What the exercise asks: Wherever the word "apjoma" appears in the entries, copy the whole line.

(Records about charts and figures)
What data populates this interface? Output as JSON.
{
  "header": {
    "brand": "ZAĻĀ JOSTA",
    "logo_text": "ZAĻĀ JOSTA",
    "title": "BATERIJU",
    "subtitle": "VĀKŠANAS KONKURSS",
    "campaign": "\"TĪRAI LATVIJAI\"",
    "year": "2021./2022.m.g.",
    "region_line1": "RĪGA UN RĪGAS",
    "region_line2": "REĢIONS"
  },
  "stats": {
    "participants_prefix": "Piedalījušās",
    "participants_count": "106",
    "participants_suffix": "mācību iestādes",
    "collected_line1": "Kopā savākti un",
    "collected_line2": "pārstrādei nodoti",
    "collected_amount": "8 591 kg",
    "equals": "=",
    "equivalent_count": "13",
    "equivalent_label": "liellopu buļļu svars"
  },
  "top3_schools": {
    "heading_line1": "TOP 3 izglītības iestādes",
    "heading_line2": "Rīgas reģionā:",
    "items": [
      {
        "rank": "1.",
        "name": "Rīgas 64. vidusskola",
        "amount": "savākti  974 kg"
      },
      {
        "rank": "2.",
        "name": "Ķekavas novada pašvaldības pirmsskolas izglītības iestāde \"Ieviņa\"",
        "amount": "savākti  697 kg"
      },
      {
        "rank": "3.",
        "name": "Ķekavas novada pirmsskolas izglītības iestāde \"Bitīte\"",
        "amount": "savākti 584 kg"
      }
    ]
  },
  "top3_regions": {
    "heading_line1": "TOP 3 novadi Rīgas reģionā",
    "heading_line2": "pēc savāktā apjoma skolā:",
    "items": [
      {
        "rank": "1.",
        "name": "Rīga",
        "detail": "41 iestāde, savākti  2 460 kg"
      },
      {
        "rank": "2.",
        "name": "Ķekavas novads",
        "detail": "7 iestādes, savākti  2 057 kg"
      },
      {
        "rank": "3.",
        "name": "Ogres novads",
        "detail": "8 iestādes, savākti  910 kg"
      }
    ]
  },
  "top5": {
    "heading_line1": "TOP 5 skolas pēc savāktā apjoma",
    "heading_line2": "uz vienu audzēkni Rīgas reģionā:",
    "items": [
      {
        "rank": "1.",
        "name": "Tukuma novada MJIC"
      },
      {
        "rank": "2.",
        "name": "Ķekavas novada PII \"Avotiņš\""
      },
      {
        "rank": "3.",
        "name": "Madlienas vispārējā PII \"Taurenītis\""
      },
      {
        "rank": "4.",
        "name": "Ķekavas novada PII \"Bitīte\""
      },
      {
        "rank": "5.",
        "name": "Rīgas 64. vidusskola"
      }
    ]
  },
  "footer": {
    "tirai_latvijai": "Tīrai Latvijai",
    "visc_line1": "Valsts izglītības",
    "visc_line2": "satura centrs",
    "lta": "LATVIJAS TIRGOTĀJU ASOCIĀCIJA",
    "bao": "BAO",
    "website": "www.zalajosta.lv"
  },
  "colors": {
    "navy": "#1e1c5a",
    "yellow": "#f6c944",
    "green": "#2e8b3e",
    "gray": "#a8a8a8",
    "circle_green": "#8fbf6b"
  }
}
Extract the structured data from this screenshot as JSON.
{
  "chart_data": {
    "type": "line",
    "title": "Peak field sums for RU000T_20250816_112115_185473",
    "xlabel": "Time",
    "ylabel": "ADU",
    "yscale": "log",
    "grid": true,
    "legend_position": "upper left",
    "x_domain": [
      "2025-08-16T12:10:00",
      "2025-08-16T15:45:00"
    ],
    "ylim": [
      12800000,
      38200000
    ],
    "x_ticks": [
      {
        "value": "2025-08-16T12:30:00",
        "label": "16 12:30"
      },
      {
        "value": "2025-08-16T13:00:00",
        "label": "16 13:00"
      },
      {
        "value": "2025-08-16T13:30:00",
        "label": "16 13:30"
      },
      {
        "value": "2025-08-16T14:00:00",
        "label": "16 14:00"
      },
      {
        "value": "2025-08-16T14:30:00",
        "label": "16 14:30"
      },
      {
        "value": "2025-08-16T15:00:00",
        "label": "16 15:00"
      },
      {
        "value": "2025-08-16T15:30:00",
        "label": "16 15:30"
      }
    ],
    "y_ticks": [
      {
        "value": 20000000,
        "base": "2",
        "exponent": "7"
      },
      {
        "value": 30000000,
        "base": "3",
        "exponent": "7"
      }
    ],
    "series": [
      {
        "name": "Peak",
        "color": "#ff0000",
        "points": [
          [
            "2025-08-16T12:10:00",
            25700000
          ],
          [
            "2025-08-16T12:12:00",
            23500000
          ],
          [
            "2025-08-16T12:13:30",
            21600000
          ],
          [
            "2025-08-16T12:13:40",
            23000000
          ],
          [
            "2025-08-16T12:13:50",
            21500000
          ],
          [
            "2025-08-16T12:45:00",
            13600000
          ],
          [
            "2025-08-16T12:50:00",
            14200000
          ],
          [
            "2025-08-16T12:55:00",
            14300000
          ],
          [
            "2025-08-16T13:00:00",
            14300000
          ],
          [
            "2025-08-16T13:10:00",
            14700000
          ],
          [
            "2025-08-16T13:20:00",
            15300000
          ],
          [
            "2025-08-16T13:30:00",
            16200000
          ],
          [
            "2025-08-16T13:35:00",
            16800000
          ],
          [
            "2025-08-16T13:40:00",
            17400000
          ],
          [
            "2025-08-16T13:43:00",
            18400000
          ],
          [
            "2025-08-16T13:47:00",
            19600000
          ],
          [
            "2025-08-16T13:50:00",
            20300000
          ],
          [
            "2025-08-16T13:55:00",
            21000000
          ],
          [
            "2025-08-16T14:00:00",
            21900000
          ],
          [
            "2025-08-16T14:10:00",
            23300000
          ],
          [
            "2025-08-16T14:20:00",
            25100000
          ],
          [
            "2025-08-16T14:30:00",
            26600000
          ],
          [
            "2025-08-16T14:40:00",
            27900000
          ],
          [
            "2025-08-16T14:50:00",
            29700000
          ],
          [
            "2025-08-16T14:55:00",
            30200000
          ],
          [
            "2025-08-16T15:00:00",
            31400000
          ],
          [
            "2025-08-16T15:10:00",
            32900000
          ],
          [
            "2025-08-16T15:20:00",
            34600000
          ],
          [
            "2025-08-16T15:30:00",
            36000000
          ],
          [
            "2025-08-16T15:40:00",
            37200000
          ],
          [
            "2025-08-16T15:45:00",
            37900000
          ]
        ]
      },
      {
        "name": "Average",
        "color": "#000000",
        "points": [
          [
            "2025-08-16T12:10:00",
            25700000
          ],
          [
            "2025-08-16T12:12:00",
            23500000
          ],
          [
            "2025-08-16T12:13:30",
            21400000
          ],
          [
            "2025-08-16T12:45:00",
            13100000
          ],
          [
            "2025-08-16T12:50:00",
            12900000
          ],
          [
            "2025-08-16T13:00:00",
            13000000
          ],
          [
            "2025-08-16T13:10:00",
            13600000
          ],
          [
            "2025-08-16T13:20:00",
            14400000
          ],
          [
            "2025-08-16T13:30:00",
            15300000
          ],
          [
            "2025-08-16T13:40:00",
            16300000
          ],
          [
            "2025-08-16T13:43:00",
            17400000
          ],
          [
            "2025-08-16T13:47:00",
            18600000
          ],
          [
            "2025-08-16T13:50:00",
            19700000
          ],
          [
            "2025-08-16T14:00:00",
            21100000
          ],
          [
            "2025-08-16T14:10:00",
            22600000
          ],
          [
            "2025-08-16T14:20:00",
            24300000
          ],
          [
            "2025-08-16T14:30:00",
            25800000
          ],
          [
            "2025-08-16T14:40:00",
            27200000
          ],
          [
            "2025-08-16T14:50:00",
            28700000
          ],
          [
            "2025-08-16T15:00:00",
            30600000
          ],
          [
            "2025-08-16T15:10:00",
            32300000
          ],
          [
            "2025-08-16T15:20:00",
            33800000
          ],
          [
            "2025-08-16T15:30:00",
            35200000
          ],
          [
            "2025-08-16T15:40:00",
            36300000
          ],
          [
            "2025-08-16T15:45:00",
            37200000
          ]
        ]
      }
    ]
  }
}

Task solution:
    "heading_line2": "pēc savāktā apjoma skolā:",
    "heading_line1": "TOP 5 skolas pēc savāktā apjoma",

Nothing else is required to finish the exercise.